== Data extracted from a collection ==
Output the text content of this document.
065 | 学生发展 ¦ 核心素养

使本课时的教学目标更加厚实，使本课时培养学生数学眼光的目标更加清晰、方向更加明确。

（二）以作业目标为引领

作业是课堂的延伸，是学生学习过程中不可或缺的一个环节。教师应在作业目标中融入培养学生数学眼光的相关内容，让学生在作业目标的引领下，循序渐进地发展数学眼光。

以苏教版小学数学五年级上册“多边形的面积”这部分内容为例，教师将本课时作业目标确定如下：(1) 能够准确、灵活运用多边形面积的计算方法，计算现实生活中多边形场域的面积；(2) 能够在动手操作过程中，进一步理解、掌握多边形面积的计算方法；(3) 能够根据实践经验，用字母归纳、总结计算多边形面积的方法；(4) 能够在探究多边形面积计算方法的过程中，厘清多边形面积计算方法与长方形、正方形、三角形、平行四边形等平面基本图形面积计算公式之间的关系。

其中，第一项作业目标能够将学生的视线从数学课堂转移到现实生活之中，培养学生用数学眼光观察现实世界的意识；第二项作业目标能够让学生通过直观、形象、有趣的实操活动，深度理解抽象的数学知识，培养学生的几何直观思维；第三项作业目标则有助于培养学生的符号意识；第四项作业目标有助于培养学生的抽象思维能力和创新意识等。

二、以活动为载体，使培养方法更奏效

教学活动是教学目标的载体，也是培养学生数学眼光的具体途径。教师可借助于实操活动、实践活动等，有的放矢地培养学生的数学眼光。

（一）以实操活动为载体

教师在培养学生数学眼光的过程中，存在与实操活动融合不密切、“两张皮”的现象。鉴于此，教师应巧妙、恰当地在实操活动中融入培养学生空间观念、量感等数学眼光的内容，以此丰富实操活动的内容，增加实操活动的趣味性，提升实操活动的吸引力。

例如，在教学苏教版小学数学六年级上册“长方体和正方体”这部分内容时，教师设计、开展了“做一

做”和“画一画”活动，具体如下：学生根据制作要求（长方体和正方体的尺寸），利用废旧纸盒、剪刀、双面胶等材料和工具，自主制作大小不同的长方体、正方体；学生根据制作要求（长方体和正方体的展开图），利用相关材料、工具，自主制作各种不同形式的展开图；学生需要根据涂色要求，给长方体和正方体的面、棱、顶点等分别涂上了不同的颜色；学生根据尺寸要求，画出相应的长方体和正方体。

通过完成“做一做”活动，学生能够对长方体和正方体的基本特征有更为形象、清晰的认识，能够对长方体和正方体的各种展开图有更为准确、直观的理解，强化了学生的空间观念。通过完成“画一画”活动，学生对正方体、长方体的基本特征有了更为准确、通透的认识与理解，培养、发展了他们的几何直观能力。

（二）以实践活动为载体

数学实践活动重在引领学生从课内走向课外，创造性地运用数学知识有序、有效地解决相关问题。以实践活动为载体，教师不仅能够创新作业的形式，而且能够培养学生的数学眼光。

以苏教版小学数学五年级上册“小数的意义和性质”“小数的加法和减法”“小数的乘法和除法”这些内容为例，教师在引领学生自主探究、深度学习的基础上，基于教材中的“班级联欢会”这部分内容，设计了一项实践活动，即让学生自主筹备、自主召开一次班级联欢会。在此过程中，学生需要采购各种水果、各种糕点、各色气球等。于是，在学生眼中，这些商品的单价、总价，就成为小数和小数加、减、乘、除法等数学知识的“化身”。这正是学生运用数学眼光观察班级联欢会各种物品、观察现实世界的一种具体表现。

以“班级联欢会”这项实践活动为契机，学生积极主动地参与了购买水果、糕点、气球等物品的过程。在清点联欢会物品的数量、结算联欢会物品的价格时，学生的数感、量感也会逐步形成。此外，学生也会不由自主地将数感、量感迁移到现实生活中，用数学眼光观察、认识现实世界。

== What to work on ==
Set down the material above again, word for word.

== Exercise response ==
Output the text content of this document.
065 | 学生发展 ¦ 核心素养

使本课时的教学目标更加厚实，使本课时培养学生数学眼光的目标更加清晰、方向更加明确。

（二）以作业目标为引领

作业是课堂的延伸，是学生学习过程中不可或缺的一个环节。教师应在作业目标中融入培养学生数学眼光的相关内容，让学生在作业目标的引领下，循序渐进地发展数学眼光。

以苏教版小学数学五年级上册“多边形的面积”这部分内容为例，教师将本课时作业目标确定如下：(1) 能够准确、灵活运用多边形面积的计算方法，计算现实生活中多边形场域的面积；(2) 能够在动手操作过程中，进一步理解、掌握多边形面积的计算方法；(3) 能够根据实践经验，用字母归纳、总结计算多边形面积的方法；(4) 能够在探究多边形面积计算方法的过程中，厘清多边形面积计算方法与长方形、正方形、三角形、平行四边形等平面基本图形面积计算公式之间的关系。

其中，第一项作业目标能够将学生的视线从数学课堂转移到现实生活之中，培养学生用数学眼光观察现实世界的意识；第二项作业目标能够让学生通过直观、形象、有趣的实操活动，深度理解抽象的数学知识，培养学生的几何直观思维；第三项作业目标则有助于培养学生的符号意识；第四项作业目标有助于培养学生的抽象思维能力和创新意识等。

二、以活动为载体，使培养方法更奏效

教学活动是教学目标的载体，也是培养学生数学眼光的具体途径。教师可借助于实操活动、实践活动等，有的放矢地培养学生的数学眼光。

（一）以实操活动为载体

教师在培养学生数学眼光的过程中，存在与实操活动融合不密切、“两张皮”的现象。鉴于此，教师应巧妙、恰当地在实操活动中融入培养学生空间观念、量感等数学眼光的内容，以此丰富实操活动的内容，增加实操活动的趣味性，提升实操活动的吸引力。

例如，在教学苏教版小学数学六年级上册“长方体和正方体”这部分内容时，教师设计、开展了“做一

做”和“画一画”活动，具体如下：学生根据制作要求（长方体和正方体的尺寸），利用废旧纸盒、剪刀、双面胶等材料和工具，自主制作大小不同的长方体、正方体；学生根据制作要求（长方体和正方体的展开图），利用相关材料、工具，自主制作各种不同形式的展开图；学生需要根据涂色要求，给长方体和正方体的面、棱、顶点等分别涂上了不同的颜色；学生根据尺寸要求，画出相应的长方体和正方体。

通过完成“做一做”活动，学生能够对长方体和正方体的基本特征有更为形象、清晰的认识，能够对长方体和正方体的各种展开图有更为准确、直观的理解，强化了学生的空间观念。通过完成“画一画”活动，学生对正方体、长方体的基本特征有了更为准确、通透的认识与理解，培养、发展了他们的几何直观能力。

（二）以实践活动为载体

数学实践活动重在引领学生从课内走向课外，创造性地运用数学知识有序、有效地解决相关问题。以实践活动为载体，教师不仅能够创新作业的形式，而且能够培养学生的数学眼光。

以苏教版小学数学五年级上册“小数的意义和性质”“小数的加法和减法”“小数的乘法和除法”这些内容为例，教师在引领学生自主探究、深度学习的基础上，基于教材中的“班级联欢会”这部分内容，设计了一项实践活动，即让学生自主筹备、自主召开一次班级联欢会。在此过程中，学生需要采购各种水果、各种糕点、各色气球等。于是，在学生眼中，这些商品的单价、总价，就成为小数和小数加、减、乘、除法等数学知识的“化身”。这正是学生运用数学眼光观察班级联欢会各种物品、观察现实世界的一种具体表现。

以“班级联欢会”这项实践活动为契机，学生积极主动地参与了购买水果、糕点、气球等物品的过程。在清点联欢会物品的数量、结算联欢会物品的价格时，学生的数感、量感也会逐步形成。此外，学生也会不由自主地将数感、量感迁移到现实生活中，用数学眼光观察、认识现实世界。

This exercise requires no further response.